## TASK TO COMPLETE
What number of lines in the material contain the word "color"? Give that number alone.

+ + + + + + +

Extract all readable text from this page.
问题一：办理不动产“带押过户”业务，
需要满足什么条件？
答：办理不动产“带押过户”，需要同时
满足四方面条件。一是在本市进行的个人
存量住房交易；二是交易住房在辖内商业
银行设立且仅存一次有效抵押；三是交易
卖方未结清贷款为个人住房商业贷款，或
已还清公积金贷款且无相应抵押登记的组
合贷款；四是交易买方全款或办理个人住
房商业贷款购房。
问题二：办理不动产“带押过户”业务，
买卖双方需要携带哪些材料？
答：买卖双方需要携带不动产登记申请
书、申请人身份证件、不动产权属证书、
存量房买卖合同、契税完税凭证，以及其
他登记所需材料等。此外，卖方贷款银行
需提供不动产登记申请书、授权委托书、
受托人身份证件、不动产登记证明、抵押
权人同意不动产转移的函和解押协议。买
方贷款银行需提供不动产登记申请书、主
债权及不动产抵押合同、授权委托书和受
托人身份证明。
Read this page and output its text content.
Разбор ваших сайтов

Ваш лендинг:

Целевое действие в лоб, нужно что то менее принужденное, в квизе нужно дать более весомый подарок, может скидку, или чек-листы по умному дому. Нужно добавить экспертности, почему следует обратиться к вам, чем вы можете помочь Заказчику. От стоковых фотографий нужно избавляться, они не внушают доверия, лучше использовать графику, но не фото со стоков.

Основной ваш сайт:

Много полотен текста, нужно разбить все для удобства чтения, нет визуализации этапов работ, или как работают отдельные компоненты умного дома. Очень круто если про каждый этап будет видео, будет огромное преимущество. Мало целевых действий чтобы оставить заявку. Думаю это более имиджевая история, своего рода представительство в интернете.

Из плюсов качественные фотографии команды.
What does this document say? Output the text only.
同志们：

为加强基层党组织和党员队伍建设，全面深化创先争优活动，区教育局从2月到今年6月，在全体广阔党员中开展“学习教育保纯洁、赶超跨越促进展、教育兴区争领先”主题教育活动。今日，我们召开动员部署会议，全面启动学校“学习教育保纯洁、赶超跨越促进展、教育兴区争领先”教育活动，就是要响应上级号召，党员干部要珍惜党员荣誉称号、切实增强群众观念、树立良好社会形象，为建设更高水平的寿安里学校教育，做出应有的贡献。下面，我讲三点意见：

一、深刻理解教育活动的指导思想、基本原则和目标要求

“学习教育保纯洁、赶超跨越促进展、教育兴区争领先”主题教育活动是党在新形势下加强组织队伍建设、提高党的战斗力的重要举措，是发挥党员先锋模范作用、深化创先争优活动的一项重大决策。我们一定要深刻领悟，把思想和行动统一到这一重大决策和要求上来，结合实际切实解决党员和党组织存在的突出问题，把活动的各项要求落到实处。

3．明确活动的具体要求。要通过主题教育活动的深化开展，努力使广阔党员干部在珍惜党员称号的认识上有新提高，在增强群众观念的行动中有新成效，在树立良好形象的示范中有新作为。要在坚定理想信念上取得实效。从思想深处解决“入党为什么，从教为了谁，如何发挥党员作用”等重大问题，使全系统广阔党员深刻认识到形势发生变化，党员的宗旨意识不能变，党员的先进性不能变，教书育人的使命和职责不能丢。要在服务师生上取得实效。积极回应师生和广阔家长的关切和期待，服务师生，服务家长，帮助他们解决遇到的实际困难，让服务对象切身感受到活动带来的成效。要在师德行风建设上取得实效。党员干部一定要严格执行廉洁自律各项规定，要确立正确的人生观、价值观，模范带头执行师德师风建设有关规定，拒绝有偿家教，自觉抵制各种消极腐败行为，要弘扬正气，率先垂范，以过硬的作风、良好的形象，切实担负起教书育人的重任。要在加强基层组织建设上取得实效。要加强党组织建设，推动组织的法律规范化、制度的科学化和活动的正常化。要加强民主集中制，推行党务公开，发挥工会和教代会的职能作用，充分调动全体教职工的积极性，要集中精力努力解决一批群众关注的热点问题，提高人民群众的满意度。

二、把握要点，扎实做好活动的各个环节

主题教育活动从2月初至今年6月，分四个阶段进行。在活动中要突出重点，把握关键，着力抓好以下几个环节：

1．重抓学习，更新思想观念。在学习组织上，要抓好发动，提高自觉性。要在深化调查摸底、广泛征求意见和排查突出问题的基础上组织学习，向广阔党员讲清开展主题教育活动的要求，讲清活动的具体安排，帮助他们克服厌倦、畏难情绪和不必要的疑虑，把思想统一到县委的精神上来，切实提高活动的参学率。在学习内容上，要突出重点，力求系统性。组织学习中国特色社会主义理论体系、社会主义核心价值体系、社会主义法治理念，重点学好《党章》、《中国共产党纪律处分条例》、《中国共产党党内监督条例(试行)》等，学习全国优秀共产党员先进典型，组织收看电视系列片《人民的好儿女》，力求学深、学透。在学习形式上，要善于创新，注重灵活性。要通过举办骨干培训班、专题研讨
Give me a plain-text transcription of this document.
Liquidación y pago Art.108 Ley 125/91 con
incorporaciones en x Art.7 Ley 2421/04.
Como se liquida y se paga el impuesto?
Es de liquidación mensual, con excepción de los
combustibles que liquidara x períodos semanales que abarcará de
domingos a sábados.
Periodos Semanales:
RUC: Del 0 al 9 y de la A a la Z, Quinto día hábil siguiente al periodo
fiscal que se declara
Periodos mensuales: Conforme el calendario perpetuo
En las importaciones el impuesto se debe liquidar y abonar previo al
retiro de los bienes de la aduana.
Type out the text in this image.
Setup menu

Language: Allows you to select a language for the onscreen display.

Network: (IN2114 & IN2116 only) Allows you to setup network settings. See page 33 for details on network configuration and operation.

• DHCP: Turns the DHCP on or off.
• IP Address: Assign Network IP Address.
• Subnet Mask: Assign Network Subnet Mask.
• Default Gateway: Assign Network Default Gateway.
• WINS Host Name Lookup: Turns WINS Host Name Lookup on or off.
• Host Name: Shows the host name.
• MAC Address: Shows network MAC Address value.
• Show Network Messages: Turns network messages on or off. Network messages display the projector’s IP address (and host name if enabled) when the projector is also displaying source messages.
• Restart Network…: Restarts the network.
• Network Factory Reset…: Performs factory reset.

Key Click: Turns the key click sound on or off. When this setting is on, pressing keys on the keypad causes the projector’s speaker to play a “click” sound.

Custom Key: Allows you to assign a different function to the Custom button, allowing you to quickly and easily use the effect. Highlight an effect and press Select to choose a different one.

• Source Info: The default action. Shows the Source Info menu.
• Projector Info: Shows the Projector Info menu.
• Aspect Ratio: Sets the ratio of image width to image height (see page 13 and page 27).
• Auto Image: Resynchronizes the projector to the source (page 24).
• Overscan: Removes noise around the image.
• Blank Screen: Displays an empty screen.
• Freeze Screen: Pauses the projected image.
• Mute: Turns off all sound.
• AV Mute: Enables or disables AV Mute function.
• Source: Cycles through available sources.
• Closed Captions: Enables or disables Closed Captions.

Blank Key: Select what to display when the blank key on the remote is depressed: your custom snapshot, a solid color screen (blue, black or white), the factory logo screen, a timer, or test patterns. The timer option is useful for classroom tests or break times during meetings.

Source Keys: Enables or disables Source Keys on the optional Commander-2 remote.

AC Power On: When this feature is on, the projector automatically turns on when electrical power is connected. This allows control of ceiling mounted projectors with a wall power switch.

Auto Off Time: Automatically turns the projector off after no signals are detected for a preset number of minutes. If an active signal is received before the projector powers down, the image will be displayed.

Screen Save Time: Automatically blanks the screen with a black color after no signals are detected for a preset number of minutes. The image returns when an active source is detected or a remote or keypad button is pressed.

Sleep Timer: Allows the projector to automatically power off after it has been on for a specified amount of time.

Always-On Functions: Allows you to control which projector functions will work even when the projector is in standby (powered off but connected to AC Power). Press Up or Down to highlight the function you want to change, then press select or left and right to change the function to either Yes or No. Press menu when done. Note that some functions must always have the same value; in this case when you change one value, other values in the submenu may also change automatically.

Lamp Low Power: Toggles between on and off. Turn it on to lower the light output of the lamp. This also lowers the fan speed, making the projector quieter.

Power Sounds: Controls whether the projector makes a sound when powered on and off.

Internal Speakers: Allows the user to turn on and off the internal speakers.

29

+ + + + + + +

## THE OUTPUT
2